(Data entries)
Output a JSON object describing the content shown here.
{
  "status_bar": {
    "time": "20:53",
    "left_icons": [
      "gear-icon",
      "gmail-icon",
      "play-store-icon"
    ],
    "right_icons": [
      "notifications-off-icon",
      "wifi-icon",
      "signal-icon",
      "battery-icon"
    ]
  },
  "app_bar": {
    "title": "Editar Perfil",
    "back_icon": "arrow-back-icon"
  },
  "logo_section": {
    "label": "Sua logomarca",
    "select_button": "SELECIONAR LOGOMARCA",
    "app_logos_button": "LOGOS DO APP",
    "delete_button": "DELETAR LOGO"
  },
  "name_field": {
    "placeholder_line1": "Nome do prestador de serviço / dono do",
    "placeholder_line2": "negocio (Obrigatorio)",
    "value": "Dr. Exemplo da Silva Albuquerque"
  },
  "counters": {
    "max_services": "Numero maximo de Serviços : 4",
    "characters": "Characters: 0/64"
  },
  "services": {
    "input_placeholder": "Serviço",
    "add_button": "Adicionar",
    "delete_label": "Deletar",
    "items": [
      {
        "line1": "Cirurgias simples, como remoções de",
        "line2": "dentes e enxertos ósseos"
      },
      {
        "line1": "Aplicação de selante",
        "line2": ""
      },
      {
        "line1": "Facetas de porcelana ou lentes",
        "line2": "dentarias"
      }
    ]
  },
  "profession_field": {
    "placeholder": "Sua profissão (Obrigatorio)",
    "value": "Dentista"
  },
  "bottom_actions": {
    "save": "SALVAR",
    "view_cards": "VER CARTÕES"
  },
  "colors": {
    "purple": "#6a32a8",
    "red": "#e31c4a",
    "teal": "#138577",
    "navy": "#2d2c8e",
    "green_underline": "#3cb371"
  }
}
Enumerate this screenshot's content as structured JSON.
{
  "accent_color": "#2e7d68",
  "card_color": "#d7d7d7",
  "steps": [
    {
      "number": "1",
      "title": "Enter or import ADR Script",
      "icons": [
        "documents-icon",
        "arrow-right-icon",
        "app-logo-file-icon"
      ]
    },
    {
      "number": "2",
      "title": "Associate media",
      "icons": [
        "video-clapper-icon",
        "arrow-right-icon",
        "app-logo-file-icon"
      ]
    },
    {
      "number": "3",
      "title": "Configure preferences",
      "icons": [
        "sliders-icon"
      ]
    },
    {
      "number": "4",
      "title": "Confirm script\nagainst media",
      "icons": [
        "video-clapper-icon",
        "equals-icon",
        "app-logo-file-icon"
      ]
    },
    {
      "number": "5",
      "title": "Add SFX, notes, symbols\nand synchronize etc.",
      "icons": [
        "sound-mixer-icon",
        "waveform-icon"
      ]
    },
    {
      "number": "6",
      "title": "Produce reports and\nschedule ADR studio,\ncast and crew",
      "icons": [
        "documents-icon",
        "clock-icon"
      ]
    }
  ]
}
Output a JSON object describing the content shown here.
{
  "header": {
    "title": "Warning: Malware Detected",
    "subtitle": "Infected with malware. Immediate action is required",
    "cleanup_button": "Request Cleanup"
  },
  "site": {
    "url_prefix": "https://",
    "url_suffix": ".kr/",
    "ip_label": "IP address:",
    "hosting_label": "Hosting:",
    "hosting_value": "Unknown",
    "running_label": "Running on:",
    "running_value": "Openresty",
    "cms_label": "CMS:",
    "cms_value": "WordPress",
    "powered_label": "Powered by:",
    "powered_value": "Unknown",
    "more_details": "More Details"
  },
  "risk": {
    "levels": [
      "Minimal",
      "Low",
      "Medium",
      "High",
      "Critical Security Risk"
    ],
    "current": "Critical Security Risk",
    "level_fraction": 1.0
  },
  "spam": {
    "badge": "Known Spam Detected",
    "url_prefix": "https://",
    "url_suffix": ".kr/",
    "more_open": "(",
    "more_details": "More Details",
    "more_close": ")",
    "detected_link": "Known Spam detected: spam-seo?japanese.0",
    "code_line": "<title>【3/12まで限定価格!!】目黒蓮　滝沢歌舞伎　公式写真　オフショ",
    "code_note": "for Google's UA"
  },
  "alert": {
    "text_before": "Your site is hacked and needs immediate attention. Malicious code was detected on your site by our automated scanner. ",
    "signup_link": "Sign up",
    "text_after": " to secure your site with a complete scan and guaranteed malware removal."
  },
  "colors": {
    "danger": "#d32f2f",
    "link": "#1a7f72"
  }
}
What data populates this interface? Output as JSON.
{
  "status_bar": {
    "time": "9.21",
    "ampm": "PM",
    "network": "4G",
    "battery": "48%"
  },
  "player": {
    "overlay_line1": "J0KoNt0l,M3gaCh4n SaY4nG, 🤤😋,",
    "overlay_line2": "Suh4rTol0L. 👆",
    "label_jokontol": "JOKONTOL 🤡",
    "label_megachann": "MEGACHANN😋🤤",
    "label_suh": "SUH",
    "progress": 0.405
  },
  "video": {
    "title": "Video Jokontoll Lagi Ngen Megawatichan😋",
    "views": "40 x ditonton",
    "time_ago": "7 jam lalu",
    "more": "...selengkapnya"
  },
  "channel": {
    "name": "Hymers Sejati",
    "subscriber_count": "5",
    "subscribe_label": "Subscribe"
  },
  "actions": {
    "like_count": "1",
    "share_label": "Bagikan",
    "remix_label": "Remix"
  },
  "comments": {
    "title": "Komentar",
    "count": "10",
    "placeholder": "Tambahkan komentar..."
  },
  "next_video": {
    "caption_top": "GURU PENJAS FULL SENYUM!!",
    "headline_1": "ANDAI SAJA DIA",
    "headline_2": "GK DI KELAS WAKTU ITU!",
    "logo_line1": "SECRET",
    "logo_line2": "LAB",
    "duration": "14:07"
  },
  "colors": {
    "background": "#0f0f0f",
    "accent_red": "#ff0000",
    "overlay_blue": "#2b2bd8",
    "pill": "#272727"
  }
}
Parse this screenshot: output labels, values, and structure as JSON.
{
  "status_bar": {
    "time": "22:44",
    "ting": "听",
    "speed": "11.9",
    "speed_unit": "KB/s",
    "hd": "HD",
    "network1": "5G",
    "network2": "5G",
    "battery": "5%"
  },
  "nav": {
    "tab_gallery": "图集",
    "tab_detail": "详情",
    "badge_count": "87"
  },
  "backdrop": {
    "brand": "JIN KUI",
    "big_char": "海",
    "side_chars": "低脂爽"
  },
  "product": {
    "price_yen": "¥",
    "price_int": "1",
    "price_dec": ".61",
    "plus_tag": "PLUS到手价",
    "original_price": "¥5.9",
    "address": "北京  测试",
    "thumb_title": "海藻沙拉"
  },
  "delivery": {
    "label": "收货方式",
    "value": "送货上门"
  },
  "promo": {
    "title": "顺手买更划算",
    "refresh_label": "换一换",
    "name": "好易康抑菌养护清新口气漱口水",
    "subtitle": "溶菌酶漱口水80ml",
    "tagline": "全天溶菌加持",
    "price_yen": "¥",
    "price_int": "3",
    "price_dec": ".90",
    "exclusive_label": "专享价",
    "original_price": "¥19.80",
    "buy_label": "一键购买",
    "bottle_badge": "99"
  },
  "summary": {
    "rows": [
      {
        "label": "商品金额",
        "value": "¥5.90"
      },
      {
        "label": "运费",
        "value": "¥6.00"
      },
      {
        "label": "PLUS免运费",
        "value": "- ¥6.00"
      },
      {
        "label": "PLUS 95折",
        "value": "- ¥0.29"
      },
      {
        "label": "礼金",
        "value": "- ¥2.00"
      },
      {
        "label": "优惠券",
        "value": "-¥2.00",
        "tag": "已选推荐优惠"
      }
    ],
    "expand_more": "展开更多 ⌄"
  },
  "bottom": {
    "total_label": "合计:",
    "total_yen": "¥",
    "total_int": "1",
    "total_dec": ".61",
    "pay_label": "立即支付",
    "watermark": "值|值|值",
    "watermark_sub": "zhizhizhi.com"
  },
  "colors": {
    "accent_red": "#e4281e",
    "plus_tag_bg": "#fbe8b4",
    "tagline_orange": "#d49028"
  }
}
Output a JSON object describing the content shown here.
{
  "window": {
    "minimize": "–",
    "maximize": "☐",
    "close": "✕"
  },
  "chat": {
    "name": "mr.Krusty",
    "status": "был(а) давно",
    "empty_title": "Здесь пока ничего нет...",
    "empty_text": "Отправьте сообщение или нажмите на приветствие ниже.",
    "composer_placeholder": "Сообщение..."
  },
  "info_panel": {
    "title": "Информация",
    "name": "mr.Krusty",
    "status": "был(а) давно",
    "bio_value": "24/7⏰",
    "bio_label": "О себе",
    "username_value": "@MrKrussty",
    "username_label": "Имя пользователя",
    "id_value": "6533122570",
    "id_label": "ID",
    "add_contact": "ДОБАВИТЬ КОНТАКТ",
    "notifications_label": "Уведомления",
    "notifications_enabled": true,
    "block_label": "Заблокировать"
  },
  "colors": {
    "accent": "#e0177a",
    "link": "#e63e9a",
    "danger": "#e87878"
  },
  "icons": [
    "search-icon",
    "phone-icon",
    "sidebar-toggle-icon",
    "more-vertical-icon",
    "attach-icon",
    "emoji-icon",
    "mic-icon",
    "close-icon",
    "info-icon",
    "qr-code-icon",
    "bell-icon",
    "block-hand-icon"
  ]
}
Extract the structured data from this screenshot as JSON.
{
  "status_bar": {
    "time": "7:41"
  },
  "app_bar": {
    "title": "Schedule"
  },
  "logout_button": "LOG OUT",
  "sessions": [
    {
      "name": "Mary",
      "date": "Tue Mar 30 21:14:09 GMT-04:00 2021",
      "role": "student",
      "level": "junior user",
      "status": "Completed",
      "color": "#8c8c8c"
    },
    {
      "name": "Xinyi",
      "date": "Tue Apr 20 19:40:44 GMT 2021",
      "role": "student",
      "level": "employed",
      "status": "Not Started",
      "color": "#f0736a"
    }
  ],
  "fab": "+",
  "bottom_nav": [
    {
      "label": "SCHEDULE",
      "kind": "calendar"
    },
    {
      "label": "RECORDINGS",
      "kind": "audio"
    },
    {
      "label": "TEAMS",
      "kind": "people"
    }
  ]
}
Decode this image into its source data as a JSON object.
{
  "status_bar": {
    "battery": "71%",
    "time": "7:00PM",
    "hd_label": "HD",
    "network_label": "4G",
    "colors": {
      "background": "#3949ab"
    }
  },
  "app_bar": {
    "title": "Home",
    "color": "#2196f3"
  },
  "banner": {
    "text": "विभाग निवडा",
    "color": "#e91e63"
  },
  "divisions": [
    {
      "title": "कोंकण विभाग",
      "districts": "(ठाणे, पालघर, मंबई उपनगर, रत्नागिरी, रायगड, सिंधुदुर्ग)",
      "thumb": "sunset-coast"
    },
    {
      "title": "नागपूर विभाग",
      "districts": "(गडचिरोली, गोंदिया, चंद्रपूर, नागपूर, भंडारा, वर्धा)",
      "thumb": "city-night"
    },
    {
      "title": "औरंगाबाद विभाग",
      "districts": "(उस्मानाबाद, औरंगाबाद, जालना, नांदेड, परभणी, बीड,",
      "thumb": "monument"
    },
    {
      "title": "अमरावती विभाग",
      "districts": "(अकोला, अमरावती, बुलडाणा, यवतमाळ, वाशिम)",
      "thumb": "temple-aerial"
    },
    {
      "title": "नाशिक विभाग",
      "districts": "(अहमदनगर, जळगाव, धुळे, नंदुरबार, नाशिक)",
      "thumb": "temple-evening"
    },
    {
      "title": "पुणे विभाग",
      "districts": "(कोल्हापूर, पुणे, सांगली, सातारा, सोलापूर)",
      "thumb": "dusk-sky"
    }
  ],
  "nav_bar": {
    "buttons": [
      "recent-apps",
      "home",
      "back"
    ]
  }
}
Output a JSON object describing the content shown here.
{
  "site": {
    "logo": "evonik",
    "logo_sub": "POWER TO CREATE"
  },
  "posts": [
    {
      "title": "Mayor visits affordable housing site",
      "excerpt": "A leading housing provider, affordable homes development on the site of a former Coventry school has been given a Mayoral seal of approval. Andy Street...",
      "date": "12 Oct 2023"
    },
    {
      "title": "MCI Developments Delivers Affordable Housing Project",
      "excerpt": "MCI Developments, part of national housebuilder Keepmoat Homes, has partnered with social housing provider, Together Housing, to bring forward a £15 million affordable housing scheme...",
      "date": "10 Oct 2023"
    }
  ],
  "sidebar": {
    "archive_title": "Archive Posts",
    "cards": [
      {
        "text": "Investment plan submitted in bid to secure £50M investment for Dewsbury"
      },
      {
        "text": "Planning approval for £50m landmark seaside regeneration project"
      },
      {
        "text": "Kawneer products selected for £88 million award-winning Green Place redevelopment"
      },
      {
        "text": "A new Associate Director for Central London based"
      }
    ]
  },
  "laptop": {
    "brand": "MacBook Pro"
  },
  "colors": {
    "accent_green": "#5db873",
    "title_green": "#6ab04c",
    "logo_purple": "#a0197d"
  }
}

» WHAT YOU NEED TO DO
Locate each line containing the string "temple" and show it.

» WRITTEN ANSWER
      "thumb": "temple-aerial"
      "thumb": "temple-evening"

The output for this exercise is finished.